A run of records
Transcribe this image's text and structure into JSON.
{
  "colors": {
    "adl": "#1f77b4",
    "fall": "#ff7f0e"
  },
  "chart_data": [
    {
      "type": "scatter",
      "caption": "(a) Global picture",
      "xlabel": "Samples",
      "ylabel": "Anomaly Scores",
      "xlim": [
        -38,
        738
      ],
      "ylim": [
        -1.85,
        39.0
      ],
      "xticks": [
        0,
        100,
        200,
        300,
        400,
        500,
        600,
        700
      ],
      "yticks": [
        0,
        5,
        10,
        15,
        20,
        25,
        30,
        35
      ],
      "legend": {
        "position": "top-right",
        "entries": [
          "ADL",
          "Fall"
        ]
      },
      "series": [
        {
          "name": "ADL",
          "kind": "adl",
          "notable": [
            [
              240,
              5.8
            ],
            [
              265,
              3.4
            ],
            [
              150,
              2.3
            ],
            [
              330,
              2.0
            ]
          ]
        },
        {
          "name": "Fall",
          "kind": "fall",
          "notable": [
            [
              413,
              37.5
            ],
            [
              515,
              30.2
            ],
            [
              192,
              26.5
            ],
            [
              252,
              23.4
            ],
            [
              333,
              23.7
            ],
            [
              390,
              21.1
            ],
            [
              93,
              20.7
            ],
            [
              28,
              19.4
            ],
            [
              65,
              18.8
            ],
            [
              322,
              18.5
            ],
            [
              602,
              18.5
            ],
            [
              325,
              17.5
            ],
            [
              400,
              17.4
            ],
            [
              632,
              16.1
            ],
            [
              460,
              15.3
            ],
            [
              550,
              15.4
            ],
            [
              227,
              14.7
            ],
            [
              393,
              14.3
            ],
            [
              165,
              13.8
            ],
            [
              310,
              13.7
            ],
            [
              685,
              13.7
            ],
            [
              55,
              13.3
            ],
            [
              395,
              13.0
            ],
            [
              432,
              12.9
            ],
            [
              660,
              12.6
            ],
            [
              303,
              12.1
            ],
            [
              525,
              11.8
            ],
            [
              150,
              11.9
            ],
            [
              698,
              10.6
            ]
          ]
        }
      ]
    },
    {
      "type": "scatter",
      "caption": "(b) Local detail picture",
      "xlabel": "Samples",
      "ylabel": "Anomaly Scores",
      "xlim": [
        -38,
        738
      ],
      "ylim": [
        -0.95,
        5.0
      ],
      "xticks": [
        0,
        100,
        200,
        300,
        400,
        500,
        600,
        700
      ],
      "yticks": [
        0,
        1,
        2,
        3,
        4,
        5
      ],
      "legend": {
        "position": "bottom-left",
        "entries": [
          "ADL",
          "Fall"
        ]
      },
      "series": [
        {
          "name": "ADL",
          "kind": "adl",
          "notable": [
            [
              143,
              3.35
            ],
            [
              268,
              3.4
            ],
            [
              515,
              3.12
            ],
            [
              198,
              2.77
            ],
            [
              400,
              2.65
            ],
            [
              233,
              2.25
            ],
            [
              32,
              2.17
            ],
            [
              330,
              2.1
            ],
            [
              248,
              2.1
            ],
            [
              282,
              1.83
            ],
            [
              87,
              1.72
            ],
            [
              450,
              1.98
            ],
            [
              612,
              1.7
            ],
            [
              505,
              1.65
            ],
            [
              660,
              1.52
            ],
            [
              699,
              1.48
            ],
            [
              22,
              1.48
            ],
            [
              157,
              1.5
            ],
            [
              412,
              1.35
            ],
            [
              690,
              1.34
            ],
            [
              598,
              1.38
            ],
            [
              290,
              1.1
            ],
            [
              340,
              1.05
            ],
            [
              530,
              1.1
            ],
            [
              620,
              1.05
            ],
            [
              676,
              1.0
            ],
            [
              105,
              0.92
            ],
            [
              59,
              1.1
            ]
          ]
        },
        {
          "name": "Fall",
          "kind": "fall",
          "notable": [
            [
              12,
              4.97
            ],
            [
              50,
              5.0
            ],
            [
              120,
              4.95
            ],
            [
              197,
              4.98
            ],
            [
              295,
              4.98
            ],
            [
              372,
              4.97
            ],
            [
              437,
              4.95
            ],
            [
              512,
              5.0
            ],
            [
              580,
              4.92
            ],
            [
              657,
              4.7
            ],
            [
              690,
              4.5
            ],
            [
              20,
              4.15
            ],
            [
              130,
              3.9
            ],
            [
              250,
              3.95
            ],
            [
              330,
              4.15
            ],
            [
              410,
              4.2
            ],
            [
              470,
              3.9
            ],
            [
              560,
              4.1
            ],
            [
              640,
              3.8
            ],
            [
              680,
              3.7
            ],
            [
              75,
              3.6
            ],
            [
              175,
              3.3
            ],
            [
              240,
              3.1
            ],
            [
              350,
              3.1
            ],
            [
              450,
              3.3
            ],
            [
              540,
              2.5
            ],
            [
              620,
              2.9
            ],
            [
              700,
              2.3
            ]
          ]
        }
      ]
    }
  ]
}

▸ STATED GOAL: Look through the listing above. Pick out each line with "position" and copy it.

▸ CORRECT RESPONSE:
        "position": "top-right",
        "position": "bottom-left",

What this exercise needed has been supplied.